%%

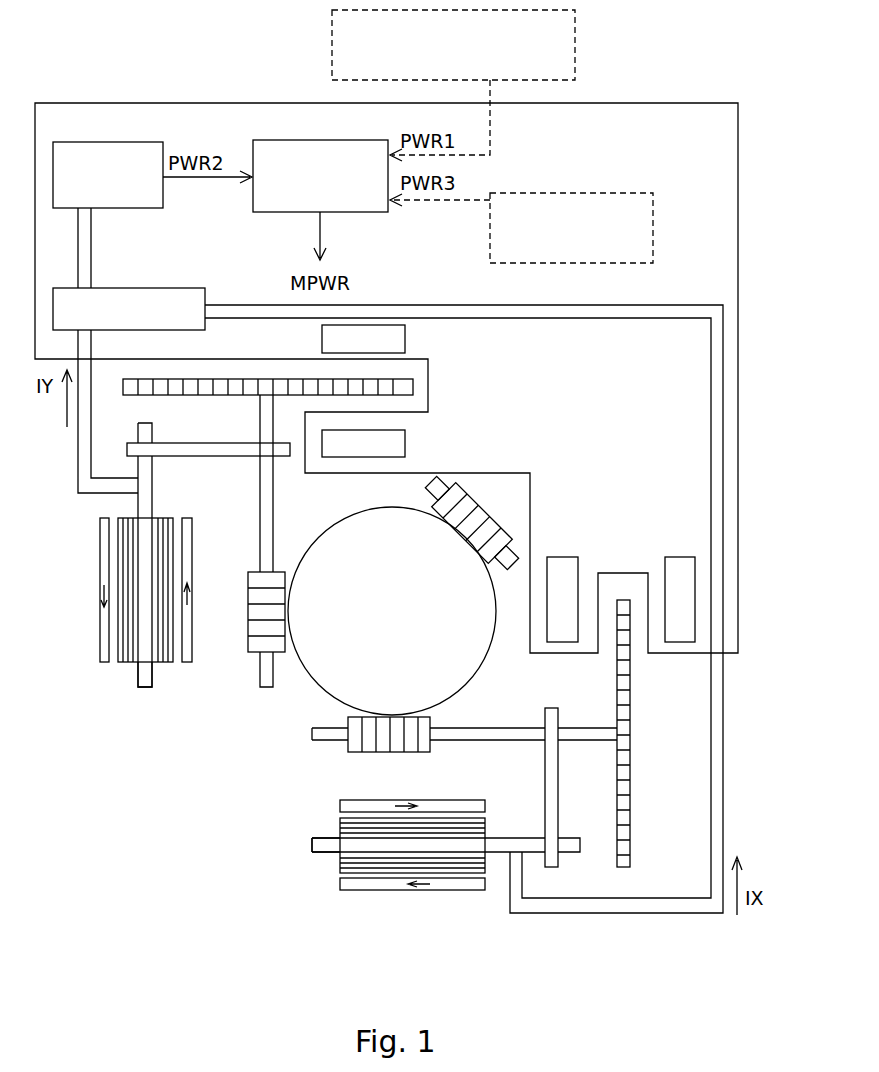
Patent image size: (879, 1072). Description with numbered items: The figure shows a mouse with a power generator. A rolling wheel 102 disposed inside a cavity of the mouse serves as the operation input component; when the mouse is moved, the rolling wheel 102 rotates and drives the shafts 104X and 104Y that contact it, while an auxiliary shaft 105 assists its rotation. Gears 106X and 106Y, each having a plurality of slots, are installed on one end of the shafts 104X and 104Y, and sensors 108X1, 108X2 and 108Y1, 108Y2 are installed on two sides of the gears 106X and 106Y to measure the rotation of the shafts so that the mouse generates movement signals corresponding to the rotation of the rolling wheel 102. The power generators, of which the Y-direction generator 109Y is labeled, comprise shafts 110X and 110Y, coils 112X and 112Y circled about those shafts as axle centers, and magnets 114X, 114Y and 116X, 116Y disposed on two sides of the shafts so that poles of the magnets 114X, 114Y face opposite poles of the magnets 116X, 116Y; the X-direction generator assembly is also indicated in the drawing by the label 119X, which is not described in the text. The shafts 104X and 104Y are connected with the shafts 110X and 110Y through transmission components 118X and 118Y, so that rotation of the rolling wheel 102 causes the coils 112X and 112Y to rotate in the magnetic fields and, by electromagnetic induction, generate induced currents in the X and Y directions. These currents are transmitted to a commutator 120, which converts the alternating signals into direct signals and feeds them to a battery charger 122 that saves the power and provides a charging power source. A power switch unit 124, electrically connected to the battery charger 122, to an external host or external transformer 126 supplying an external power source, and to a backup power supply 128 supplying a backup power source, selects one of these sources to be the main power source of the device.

The rolling wheel 102 is at (320, 673).
The shaft 104X is at (322, 740).
The shaft 104Y is at (265, 688).
The auxiliary shaft 105 is at (507, 567).
The gear 106X is at (632, 853).
The gear 106Y is at (130, 392).
The sensor 108X1 is at (558, 557).
The sensor 108X2 is at (676, 557).
The sensor 108Y1 is at (405, 338).
The sensor 108Y2 is at (405, 443).
The power generator 109Y is at (139, 651).
The shaft 110X is at (322, 850).
The shaft 110Y is at (143, 690).
The coil 112X is at (427, 873).
The coil 112Y is at (125, 636).
The magnet 114X is at (447, 807).
The magnet 114Y is at (105, 533).
The magnet 116X is at (363, 890).
The magnet 116Y is at (190, 612).
The transmission component 118X is at (555, 787).
The transmission component 118Y is at (130, 453).
The X linear motor assembly 119X is at (350, 870).
The commutator 120 is at (130, 288).
The battery charger 122 is at (105, 142).
The power switch unit 124 is at (305, 140).
The external transformer 126 is at (577, 45).
The backup power supply 128 is at (577, 193).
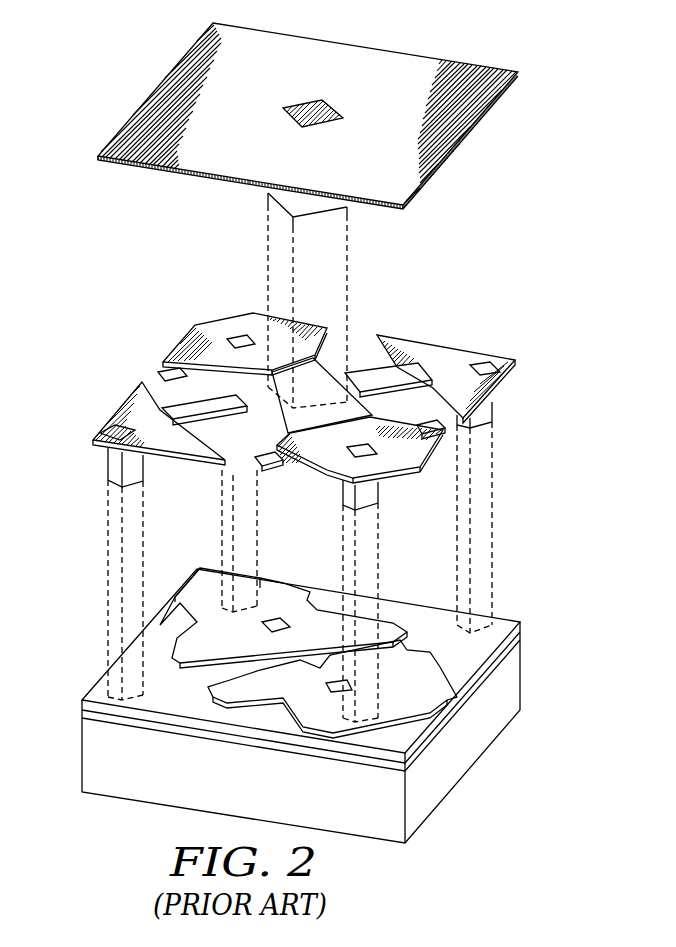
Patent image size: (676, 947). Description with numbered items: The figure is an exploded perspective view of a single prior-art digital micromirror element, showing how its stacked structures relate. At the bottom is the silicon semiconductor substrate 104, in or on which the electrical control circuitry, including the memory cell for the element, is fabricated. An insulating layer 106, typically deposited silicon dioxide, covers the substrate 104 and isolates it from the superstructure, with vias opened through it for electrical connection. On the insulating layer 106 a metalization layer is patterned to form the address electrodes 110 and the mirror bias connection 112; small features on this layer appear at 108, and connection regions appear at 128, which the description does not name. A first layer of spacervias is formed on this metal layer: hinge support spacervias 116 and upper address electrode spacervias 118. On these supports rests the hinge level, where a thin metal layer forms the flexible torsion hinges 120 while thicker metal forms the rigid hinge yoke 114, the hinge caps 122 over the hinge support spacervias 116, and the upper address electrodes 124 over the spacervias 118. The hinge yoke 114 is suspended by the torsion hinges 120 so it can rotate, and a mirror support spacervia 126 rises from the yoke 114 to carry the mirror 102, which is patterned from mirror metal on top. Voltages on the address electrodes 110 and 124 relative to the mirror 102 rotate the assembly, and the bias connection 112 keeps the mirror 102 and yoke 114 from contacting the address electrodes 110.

The mirror 102 is at (395, 72).
The silicon semiconductor substrate 104 is at (458, 752).
The insulating layer 106 is at (82, 712).
The contact pad 108 is at (260, 625).
The address electrode 110 is at (205, 610).
The mirror bias connection 112 is at (98, 692).
The hinge yoke 114 is at (357, 348).
The hinge support spacervia 116 is at (112, 463).
The upper address electrode spacervia 118 is at (370, 490).
The torsion hinge 120 is at (158, 375).
The hinge cap 122 is at (135, 405).
The upper address electrode 124 is at (240, 327).
The mirror support spacervia 126 is at (317, 207).
The connector tab 128 is at (270, 467).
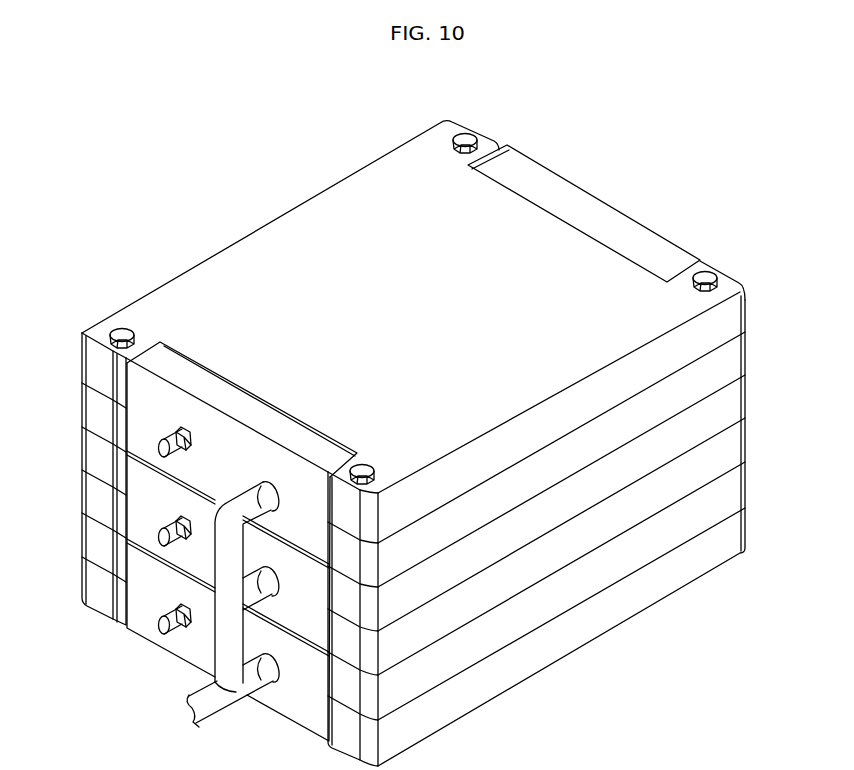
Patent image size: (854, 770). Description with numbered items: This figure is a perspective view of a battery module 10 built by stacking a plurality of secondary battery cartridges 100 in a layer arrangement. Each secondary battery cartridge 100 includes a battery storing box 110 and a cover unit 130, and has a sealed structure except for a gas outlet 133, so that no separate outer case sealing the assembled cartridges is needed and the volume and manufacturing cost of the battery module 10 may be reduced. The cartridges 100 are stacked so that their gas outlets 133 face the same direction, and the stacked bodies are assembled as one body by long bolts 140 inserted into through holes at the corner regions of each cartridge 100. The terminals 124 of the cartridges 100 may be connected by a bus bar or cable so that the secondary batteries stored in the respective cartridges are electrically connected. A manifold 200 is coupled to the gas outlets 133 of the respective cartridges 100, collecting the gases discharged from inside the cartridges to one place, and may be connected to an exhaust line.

The battery module 10 is at (215, 183).
The secondary battery cartridge 100 is at (765, 324).
The battery storing box 110 is at (287, 233).
The terminal 124 is at (158, 452).
The cover unit 130 is at (597, 213).
The gas outlet 133 is at (265, 485).
The long bolt 140 is at (122, 328).
The manifold 200 is at (226, 630).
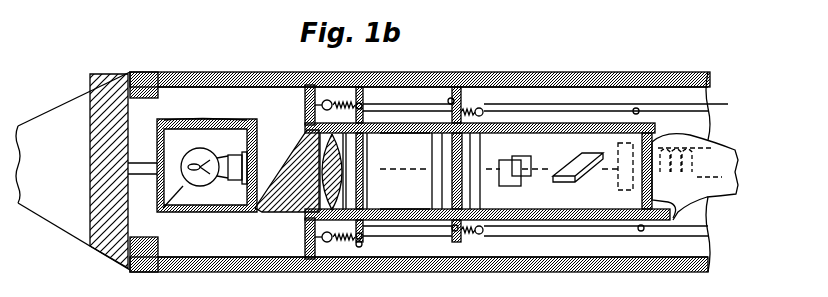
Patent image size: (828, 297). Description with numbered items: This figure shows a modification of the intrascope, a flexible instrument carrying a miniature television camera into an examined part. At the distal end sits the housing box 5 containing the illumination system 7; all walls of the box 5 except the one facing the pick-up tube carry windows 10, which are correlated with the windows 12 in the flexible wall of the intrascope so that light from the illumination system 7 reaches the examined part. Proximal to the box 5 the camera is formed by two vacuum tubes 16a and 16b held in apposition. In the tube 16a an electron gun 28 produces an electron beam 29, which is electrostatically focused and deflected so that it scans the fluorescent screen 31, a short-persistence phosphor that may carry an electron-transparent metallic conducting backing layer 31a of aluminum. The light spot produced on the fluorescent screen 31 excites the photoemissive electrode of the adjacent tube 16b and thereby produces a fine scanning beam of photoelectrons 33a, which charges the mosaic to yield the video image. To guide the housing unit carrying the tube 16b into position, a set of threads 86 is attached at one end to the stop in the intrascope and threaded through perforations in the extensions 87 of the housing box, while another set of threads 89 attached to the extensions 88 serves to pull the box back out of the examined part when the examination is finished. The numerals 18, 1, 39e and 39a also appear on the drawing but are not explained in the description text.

The windows 12 is at (211, 72).
The casing lining 18 is at (278, 72).
The windows 10 is at (198, 120).
The housing box 5 is at (247, 119).
The illumination system 7 is at (166, 210).
The extensions 87 is at (356, 74).
The vacuum tube 16b is at (389, 133).
The extensions 88 is at (456, 96).
The vacuum tube 16a is at (555, 147).
The fluorescent screen 31 is at (487, 155).
The metallic conducting backing layer 31a is at (530, 113).
The electron gun 28 is at (620, 145).
The threads 86 is at (722, 104).
The threads 89 is at (709, 122).
The scanning beam of photoelectrons 33a is at (388, 140).
The optical axis 1 is at (499, 165).
The condenser lens 39e is at (368, 172).
The terminal 39a is at (360, 234).
The electron beam 29 is at (580, 183).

%%

Description of the task: Lay out every line of the listing above as a Markdown table with the columns "Row" and "Entry", numbering the rows in order and skipping blank lines. Leave the pictures out of the table.

Solution to the exercise:
| Row | Entry |
|---|---|
| 1 | Patent image size: (879, 1072). Description with numbered items: The figure shows a mouse with a power generator. A rolling wheel 102 disposed inside a cavity of the mouse serves as the operation input component; when the mouse is moved, the rolling wheel 102 rotates and drives the shafts 104X and 104Y that contact it, while an auxiliary shaft 105 assists its rotation. Gears 106X and 106Y, each having a plurality of slots, are installed on one end of the shafts 104X and 104Y, and sensors 108X1, 108X2 and 108Y1, 108Y2 are installed on two sides of the gears 106X and 106Y to measure the rotation of the shafts so that the mouse generates movement signals corresponding to the rotation of the rolling wheel 102. The power generators, of which the Y-direction generator 109Y is labeled, comprise shafts 110X and 110Y, coils 112X and 112Y circled about those shafts as axle centers, and magnets 114X, 114Y and 116X, 116Y disposed on two sides of the shafts so that poles of the magnets 114X, 114Y face opposite poles of the magnets 116X, 116Y; the X-direction generator assembly is also indicated in the drawing by the label 119X, which is not described in the text. The shafts 104X and 104Y are connected with the shafts 110X and 110Y through transmission components 118X and 118Y, so that rotation of the rolling wheel 102 causes the coils 112X and 112Y to rotate in the magnetic fields and, by electromagnetic induction, generate induced currents in the X and Y directions. These currents are transmitted to a commutator 120, which converts the alternating signals into direct signals and feeds them to a battery charger 122 that saves the power and provides a charging power source. A power switch unit 124, electrically connected to the battery charger 122, to an external host or external transformer 126 supplying an external power source, and to a backup power supply 128 supplying a backup power source, selects one of these sources to be the main power source of the device. |
| 2 | The rolling wheel 102 is at (320, 673). |
| 3 | The shaft 104X is at (322, 740). |
| 4 | The shaft 104Y is at (265, 688). |
| 5 | The auxiliary shaft 105 is at (507, 567). |
| 6 | The gear 106X is at (632, 853). |
| 7 | The gear 106Y is at (130, 392). |
| 8 | The sensor 108X1 is at (558, 557). |
| 9 | The sensor 108X2 is at (676, 557). |
| 10 | The sensor 108Y1 is at (405, 338). |
| 11 | The sensor 108Y2 is at (405, 443). |
| 12 | The power generator 109Y is at (139, 651). |
| 13 | The shaft 110X is at (322, 850). |
| 14 | The shaft 110Y is at (143, 690). |
| 15 | The coil 112X is at (427, 873). |
| 16 | The coil 112Y is at (125, 636). |
| 17 | The magnet 114X is at (447, 807). |
| 18 | The magnet 114Y is at (105, 533). |
| 19 | The magnet 116X is at (363, 890). |
| 20 | The magnet 116Y is at (190, 612). |
| 21 | The transmission component 118X is at (555, 787). |
| 22 | The transmission component 118Y is at (130, 453). |
| 23 | The X linear motor assembly 119X is at (350, 870). |
| 24 | The commutator 120 is at (130, 288). |
| 25 | The battery charger 122 is at (105, 142). |
| 26 | The power switch unit 124 is at (305, 140). |
| 27 | The external transformer 126 is at (577, 45). |
| 28 | The backup power supply 128 is at (577, 193). |
| 29 | Patent image size: (676, 947). Description with numbered items: The figure is an exploded perspective view of a single prior-art digital micromirror element, showing how its stacked structures relate. At the bottom is the silicon semiconductor substrate 104, in or on which the electrical control circuitry, including the memory cell for the element, is fabricated. An insulating layer 106, typically deposited silicon dioxide, covers the substrate 104 and isolates it from the superstructure, with vias opened through it for electrical connection. On the insulating layer 106 a metalization layer is patterned to form the address electrodes 110 and the mirror bias connection 112; small features on this layer appear at 108, and connection regions appear at 128, which the description does not name. A first layer of spacervias is formed on this metal layer: hinge support spacervias 116 and upper address electrode spacervias 118. On these supports rests the hinge level, where a thin metal layer forms the flexible torsion hinges 120 while thicker metal forms the rigid hinge yoke 114, the hinge caps 122 over the hinge support spacervias 116, and the upper address electrodes 124 over the spacervias 118. The hinge yoke 114 is suspended by the torsion hinges 120 so it can rotate, and a mirror support spacervia 126 rises from the yoke 114 to carry the mirror 102, which is patterned from mirror metal on top. Voltages on the address electrodes 110 and 124 relative to the mirror 102 rotate the assembly, and the bias connection 112 keeps the mirror 102 and yoke 114 from contacting the address electrodes 110. |
| 30 | The mirror 102 is at (395, 72). |
| 31 | The silicon semiconductor substrate 104 is at (458, 752). |
| 32 | The insulating layer 106 is at (82, 712). |
| 33 | The contact pad 108 is at (260, 625). |
| 34 | The address electrode 110 is at (205, 610). |
| 35 | The mirror bias connection 112 is at (98, 692). |
| 36 | The hinge yoke 114 is at (357, 348). |
| 37 | The hinge support spacervia 116 is at (112, 463). |
| 38 | The upper address electrode spacervia 118 is at (370, 490). |
| 39 | The torsion hinge 120 is at (158, 375). |
| 40 | The hinge cap 122 is at (135, 405). |
| 41 | The upper address electrode 124 is at (240, 327). |
| 42 | The mirror support spacervia 126 is at (317, 207). |
| 43 | The connector tab 128 is at (270, 467). |
| 44 | Patent image size: (854, 770). Description with numbered items: This figure is a perspective view of a battery module 10 built by stacking a plurality of secondary battery cartridges 100 in a layer arrangement. Each secondary battery cartridge 100 includes a battery storing box 110 and a cover unit 130, and has a sealed structure except for a gas outlet 133, so that no separate outer case sealing the assembled cartridges is needed and the volume and manufacturing cost of the battery module 10 may be reduced. The cartridges 100 are stacked so that their gas outlets 133 face the same direction, and the stacked bodies are assembled as one body by long bolts 140 inserted into through holes at the corner regions of each cartridge 100. The terminals 124 of the cartridges 100 may be connected by a bus bar or cable so that the secondary batteries stored in the respective cartridges are electrically connected. A manifold 200 is coupled to the gas outlets 133 of the respective cartridges 100, collecting the gases discharged from inside the cartridges to one place, and may be connected to an exhaust line. |
| 45 | The battery module 10 is at (215, 183). |
| 46 | The secondary battery cartridge 100 is at (765, 324). |
| 47 | The battery storing box 110 is at (287, 233). |
| 48 | The terminal 124 is at (158, 452). |
| 49 | The cover unit 130 is at (597, 213). |
| 50 | The gas outlet 133 is at (265, 485). |
| 51 | The long bolt 140 is at (122, 328). |
| 52 | The manifold 200 is at (226, 630). |
| 53 | Patent image size: (828, 297). Description with numbered items: This figure shows a modification of the intrascope, a flexible instrument carrying a miniature television camera into an examined part. At the distal end sits the housing box 5 containing the illumination system 7; all walls of the box 5 except the one facing the pick-up tube carry windows 10, which are correlated with the windows 12 in the flexible wall of the intrascope so that light from the illumination system 7 reaches the examined part. Proximal to the box 5 the camera is formed by two vacuum tubes 16a and 16b held in apposition. In the tube 16a an electron gun 28 produces an electron beam 29, which is electrostatically focused and deflected so that it scans the fluorescent screen 31, a short-persistence phosphor that may carry an electron-transparent metallic conducting backing layer 31a of aluminum. The light spot produced on the fluorescent screen 31 excites the photoemissive electrode of the adjacent tube 16b and thereby produces a fine scanning beam of photoelectrons 33a, which charges the mosaic to yield the video image. To guide the housing unit carrying the tube 16b into position, a set of threads 86 is attached at one end to the stop in the intrascope and threaded through perforations in the extensions 87 of the housing box, while another set of threads 89 attached to the extensions 88 serves to pull the box back out of the examined part when the examination is finished. The numerals 18, 1, 39e and 39a also appear on the drawing but are not explained in the description text. |
| 54 | The windows 12 is at (211, 72). |
| 55 | The casing lining 18 is at (278, 72). |
| 56 | The windows 10 is at (198, 120). |
| 57 | The housing box 5 is at (247, 119). |
| 58 | The illumination system 7 is at (166, 210). |
| 59 | The extensions 87 is at (356, 74). |
| 60 | The vacuum tube 16b is at (389, 133). |
| 61 | The extensions 88 is at (456, 96). |
| 62 | The vacuum tube 16a is at (555, 147). |
| 63 | The fluorescent screen 31 is at (487, 155). |
| 64 | The metallic conducting backing layer 31a is at (530, 113). |
| 65 | The electron gun 28 is at (620, 145). |
| 66 | The threads 86 is at (722, 104). |
| 67 | The threads 89 is at (709, 122). |
| 68 | The scanning beam of photoelectrons 33a is at (388, 140). |
| 69 | The optical axis 1 is at (499, 165). |
| 70 | The condenser lens 39e is at (368, 172). |
| 71 | The terminal 39a is at (360, 234). |
| 72 | The electron beam 29 is at (580, 183). |